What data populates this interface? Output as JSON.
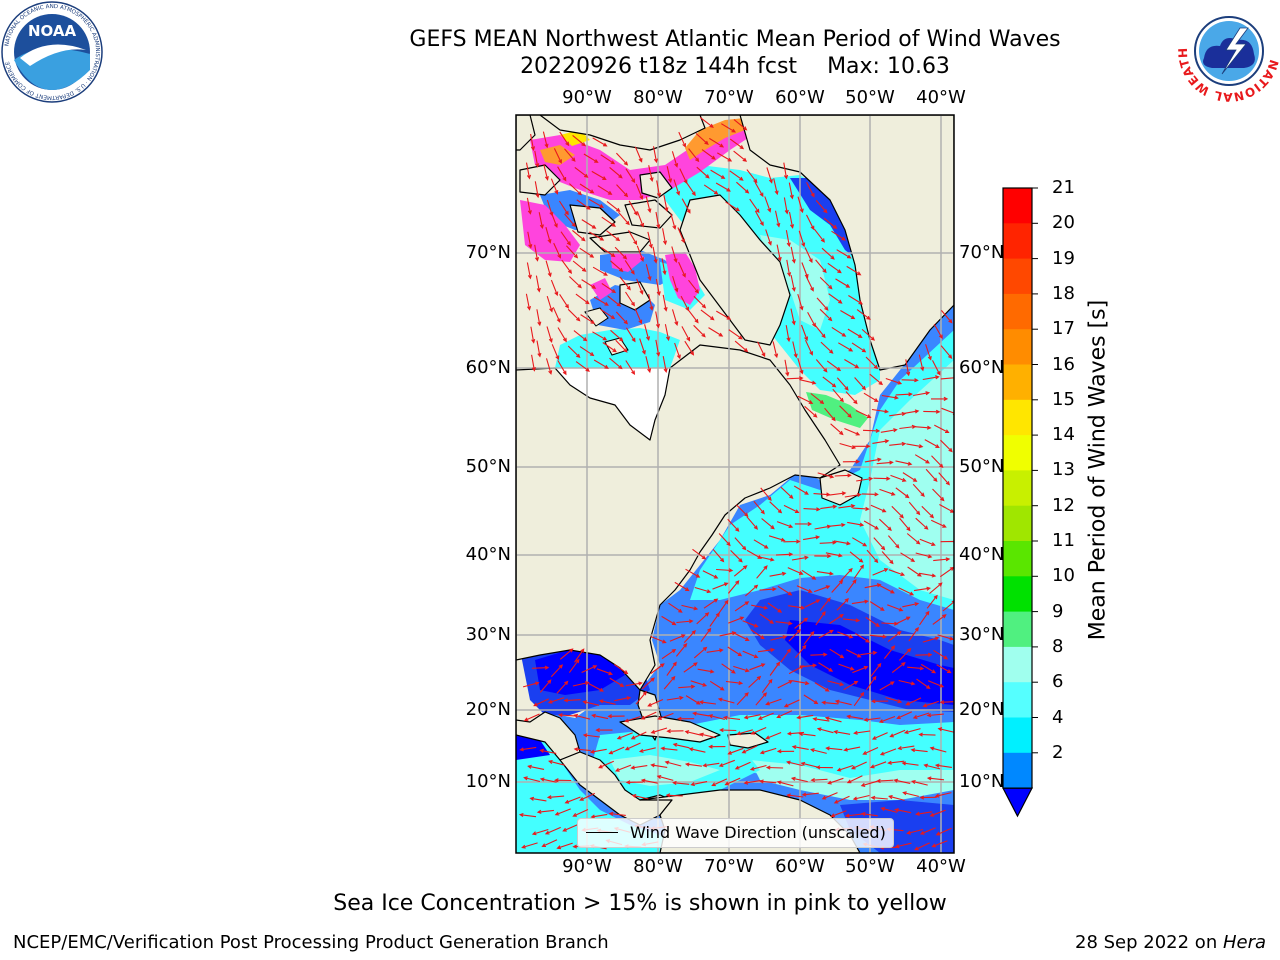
{
  "header": {
    "title": "GEFS MEAN Northwest Atlantic Mean Period of Wind Waves",
    "run": "20220926 t18z 144h fcst",
    "max": "Max: 10.63"
  },
  "logos": {
    "left": {
      "name": "noaa-logo",
      "text": "NOAA",
      "ring": "NATIONAL OCEANIC AND ATMOSPHERIC ADMINISTRATION · U.S. DEPARTMENT OF COMMERCE"
    },
    "right": {
      "name": "nws-logo",
      "ring": "NATIONAL WEATHER SERVICE"
    }
  },
  "map": {
    "lon_labels": [
      "90°W",
      "80°W",
      "70°W",
      "60°W",
      "50°W",
      "40°W"
    ],
    "lat_labels": [
      "70°N",
      "60°N",
      "50°N",
      "40°N",
      "30°N",
      "20°N",
      "10°N"
    ],
    "colors": {
      "land": "#efeedc",
      "grid": "#b0b0b0",
      "arrow": "#e8191c",
      "ice_pink": "#ff44dd",
      "ice_orange": "#ff9a30",
      "unmasked": "#ffffff"
    },
    "legend": "Wind Wave Direction (unscaled)"
  },
  "colorbar": {
    "label": "Mean Period of Wind Waves [s]",
    "ticks": [
      "21",
      "20",
      "19",
      "18",
      "17",
      "16",
      "15",
      "14",
      "13",
      "12",
      "11",
      "10",
      "9",
      "8",
      "6",
      "4",
      "2"
    ],
    "colors": [
      "#ff0000",
      "#ff2400",
      "#ff4800",
      "#ff6a00",
      "#ff8c00",
      "#ffb000",
      "#ffe600",
      "#f0ff00",
      "#c8f000",
      "#a0e600",
      "#5ae600",
      "#00e100",
      "#50f080",
      "#a0ffee",
      "#55ffff",
      "#00f0ff",
      "#0088ff"
    ],
    "extend_color": "#0000ff"
  },
  "note": "Sea Ice Concentration > 15% is shown in pink to yellow",
  "footer": {
    "left": "NCEP/EMC/Verification Post Processing Product Generation Branch",
    "date": "28 Sep 2022 on ",
    "host": "Hera"
  }
}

····················

Find how many lines of the entries contain "Mean". Respond with the number only.

2